◆ REQUIREMENT ◆
Every line with the word "Proving" in it should be extracted from the data that follows.
═════ RECORDED INFORMATION ═════
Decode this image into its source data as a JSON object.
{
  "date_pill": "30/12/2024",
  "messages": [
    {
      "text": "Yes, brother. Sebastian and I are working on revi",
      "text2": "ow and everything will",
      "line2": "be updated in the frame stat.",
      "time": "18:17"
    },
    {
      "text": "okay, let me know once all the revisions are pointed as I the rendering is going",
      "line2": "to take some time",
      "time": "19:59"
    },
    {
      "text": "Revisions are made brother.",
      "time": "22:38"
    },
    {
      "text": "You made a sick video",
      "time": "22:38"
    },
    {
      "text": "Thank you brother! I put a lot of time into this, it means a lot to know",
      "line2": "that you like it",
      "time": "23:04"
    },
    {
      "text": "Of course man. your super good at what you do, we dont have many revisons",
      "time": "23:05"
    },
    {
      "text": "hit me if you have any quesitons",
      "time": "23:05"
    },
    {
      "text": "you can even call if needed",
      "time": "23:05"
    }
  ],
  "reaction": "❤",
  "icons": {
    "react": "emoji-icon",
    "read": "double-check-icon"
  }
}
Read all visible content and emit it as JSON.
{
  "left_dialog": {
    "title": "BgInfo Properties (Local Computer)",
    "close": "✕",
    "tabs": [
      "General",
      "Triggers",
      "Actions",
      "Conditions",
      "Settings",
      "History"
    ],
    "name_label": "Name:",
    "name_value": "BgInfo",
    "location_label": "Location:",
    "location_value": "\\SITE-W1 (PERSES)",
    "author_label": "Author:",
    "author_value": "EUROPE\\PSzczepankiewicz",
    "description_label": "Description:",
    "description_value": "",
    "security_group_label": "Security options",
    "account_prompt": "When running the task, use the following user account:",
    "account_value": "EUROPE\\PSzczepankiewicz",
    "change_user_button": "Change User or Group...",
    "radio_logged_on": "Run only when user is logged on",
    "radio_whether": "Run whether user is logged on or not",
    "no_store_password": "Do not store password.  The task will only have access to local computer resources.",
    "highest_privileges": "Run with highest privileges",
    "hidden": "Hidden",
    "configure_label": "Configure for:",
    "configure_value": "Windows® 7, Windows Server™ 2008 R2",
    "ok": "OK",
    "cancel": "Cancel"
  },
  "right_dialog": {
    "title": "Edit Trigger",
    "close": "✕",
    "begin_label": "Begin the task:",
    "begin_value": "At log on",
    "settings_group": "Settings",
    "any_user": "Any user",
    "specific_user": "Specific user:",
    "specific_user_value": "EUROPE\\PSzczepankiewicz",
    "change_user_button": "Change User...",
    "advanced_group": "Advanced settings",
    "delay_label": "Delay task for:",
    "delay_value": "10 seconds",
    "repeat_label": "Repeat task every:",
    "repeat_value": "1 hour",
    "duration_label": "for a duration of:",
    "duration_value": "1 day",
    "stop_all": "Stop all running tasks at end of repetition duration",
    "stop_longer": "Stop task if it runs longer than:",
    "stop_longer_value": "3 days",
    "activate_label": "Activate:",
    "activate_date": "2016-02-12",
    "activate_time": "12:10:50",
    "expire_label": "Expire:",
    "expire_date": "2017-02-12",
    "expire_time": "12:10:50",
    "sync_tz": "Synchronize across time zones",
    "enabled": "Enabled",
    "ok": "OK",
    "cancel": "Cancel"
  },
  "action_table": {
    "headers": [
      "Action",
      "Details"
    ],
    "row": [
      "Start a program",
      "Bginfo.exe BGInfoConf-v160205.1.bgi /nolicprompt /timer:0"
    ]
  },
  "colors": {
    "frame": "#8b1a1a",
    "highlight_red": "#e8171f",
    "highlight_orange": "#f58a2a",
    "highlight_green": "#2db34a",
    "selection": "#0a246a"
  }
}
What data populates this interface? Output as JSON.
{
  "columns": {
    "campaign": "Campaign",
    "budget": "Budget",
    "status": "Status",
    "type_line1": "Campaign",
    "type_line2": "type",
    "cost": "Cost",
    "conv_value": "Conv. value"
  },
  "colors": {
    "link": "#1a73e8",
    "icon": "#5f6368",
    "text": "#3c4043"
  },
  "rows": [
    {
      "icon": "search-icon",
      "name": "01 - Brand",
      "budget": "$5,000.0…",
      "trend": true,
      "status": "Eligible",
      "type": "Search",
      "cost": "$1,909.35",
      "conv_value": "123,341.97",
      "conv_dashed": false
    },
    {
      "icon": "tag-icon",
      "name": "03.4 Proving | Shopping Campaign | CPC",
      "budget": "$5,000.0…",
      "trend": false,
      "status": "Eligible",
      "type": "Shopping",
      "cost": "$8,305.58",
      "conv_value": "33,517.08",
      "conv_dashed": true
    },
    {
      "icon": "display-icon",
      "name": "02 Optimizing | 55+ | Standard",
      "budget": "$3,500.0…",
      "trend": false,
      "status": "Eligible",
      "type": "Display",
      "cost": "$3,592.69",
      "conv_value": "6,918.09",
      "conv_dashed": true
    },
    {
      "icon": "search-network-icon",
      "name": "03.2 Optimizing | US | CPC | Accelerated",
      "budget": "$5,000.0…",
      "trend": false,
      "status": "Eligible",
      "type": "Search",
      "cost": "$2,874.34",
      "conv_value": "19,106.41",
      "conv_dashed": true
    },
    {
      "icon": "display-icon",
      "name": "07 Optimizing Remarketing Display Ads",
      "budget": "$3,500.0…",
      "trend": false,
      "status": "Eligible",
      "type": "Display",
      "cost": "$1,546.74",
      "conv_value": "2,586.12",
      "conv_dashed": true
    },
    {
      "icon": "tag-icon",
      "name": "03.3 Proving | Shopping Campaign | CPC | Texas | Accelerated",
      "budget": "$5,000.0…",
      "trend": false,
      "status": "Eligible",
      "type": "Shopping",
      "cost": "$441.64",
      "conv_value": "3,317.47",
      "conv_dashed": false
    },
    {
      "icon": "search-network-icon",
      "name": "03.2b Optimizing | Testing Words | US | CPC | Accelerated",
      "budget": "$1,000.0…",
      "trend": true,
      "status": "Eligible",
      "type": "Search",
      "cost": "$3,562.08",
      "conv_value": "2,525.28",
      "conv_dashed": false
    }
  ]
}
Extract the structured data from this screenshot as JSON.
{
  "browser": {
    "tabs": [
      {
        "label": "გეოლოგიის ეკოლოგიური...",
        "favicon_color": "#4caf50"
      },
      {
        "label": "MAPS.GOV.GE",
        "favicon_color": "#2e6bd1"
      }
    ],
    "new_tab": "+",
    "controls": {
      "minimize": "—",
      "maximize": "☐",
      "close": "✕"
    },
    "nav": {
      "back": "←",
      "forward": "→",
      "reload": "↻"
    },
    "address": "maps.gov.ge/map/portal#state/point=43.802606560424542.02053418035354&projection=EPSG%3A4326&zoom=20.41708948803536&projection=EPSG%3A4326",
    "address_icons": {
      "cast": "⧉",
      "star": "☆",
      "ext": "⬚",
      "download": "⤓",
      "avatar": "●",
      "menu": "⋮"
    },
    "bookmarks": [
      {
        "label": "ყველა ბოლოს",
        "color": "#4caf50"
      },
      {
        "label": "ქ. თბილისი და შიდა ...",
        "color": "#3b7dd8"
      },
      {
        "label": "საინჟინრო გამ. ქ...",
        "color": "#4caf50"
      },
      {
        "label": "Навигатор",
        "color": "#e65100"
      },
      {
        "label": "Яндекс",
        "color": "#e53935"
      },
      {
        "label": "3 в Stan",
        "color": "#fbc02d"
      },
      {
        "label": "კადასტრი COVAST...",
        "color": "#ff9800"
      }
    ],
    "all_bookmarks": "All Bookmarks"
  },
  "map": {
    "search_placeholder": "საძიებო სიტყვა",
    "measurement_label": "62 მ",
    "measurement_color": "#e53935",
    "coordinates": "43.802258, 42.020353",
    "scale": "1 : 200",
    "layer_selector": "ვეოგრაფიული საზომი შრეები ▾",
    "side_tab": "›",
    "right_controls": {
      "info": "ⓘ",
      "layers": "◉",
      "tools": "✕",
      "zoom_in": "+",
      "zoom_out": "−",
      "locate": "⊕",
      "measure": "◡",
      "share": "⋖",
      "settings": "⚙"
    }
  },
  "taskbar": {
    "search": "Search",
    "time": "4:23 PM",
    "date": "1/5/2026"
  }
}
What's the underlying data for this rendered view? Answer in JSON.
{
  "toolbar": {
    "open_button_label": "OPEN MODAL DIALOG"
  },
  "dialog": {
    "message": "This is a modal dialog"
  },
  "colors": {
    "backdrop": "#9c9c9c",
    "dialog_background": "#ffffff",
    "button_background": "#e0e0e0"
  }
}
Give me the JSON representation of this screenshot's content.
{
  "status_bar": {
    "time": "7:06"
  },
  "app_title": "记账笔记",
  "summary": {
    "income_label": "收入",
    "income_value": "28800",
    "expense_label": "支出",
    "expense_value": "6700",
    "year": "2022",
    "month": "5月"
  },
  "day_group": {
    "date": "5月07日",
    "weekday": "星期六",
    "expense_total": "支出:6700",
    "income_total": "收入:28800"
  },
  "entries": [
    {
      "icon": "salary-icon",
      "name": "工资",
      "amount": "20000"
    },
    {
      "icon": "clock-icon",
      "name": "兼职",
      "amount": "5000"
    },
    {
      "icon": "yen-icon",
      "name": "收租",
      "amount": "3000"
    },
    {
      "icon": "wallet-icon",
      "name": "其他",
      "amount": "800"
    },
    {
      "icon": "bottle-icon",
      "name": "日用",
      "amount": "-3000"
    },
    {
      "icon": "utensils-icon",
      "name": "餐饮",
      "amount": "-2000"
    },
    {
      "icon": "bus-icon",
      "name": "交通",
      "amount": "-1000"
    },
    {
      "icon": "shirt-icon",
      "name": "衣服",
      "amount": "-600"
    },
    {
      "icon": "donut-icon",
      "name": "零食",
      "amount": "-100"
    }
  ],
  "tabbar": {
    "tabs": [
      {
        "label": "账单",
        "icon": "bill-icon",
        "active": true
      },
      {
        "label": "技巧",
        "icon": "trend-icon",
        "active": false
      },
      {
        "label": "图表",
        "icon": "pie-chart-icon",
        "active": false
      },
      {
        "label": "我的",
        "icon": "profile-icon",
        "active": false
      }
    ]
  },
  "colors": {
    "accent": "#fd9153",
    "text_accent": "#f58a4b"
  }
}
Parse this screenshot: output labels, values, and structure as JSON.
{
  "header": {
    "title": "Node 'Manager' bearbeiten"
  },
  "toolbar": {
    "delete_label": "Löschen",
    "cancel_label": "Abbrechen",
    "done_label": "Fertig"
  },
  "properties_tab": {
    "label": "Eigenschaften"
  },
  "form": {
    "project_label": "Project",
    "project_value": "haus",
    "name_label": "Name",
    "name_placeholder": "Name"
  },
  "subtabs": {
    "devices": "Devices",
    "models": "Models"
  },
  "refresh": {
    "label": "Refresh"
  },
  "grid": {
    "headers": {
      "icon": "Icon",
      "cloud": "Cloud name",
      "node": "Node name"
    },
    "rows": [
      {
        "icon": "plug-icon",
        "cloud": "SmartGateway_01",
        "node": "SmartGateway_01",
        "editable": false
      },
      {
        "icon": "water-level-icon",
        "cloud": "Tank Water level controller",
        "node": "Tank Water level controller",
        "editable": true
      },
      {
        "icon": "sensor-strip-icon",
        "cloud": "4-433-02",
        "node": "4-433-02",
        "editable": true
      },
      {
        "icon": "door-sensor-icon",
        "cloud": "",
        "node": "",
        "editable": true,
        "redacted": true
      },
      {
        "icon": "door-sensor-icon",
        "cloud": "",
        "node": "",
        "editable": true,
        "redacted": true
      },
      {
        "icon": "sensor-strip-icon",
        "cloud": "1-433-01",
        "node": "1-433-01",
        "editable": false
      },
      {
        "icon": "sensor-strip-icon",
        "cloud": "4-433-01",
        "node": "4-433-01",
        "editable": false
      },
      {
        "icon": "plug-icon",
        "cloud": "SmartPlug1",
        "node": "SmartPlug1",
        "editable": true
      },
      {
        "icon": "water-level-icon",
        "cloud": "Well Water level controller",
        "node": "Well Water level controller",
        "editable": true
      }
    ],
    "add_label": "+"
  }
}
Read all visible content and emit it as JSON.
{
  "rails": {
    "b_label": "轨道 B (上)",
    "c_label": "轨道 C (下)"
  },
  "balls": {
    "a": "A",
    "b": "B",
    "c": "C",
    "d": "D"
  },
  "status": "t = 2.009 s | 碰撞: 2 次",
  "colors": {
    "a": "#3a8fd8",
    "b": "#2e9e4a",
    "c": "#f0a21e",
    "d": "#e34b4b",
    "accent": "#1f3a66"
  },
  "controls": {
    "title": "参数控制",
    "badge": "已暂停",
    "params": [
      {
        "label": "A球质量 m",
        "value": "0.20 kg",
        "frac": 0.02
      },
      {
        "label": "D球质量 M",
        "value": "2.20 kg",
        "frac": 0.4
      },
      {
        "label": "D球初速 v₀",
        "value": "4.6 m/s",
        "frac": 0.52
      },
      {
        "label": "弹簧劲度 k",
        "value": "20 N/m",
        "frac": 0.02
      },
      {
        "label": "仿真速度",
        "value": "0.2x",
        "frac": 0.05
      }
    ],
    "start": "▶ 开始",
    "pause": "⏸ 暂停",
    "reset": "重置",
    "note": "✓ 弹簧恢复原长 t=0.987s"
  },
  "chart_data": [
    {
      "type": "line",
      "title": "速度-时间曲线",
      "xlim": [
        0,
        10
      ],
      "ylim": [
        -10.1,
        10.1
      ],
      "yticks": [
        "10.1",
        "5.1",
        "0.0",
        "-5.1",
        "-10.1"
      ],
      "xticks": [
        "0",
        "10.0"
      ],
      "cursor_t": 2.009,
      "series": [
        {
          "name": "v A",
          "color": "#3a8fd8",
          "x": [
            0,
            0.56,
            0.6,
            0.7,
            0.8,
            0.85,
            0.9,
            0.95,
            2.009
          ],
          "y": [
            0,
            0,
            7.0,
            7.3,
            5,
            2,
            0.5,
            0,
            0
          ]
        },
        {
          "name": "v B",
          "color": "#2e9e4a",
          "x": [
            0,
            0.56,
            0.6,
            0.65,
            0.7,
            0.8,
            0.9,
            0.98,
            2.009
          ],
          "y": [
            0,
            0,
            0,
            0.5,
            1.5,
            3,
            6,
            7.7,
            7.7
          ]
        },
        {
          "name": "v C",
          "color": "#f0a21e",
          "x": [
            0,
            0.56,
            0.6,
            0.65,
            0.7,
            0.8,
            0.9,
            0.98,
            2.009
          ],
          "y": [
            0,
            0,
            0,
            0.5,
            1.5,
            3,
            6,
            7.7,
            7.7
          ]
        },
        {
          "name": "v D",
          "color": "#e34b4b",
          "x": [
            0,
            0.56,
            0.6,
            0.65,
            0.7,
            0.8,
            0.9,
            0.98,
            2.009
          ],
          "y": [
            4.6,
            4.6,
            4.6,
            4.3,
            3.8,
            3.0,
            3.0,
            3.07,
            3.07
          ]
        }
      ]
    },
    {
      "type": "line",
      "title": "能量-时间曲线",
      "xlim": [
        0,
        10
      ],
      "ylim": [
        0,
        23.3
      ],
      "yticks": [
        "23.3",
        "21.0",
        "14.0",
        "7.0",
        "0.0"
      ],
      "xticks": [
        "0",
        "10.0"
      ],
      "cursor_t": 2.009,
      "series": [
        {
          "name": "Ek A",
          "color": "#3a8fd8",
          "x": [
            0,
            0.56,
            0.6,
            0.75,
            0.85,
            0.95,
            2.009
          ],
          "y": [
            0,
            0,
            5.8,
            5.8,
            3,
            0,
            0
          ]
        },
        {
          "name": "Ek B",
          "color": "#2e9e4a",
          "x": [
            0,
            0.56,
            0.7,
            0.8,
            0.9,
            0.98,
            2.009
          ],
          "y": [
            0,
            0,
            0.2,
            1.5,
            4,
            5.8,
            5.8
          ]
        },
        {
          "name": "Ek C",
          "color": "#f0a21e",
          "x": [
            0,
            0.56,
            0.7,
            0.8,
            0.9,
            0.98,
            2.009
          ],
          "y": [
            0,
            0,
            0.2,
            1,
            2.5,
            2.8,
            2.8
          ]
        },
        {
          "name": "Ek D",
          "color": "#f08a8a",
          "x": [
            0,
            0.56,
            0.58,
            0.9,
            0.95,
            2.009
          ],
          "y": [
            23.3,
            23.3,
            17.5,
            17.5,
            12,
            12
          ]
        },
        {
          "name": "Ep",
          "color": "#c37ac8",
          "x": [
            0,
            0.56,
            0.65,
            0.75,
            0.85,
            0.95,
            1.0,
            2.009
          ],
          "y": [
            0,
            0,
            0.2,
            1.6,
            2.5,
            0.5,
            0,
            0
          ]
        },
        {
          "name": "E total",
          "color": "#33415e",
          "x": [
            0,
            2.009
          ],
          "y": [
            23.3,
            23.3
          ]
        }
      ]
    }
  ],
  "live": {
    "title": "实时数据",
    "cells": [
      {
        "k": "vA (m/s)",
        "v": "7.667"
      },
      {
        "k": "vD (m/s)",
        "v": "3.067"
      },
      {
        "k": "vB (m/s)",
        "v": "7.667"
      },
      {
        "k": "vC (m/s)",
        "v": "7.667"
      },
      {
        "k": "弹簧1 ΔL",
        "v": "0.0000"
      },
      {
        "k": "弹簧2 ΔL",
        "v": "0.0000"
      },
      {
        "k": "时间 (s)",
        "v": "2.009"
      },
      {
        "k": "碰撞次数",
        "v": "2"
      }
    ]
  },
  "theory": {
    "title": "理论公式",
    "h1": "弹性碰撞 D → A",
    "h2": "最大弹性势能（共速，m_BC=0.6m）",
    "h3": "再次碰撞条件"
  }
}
═════
◆ EXERCISE RESULT ◆
      "name": "03.4 Proving | Shopping Campaign | CPC",
      "name": "03.3 Proving | Shopping Campaign | CPC | Texas | Accelerated",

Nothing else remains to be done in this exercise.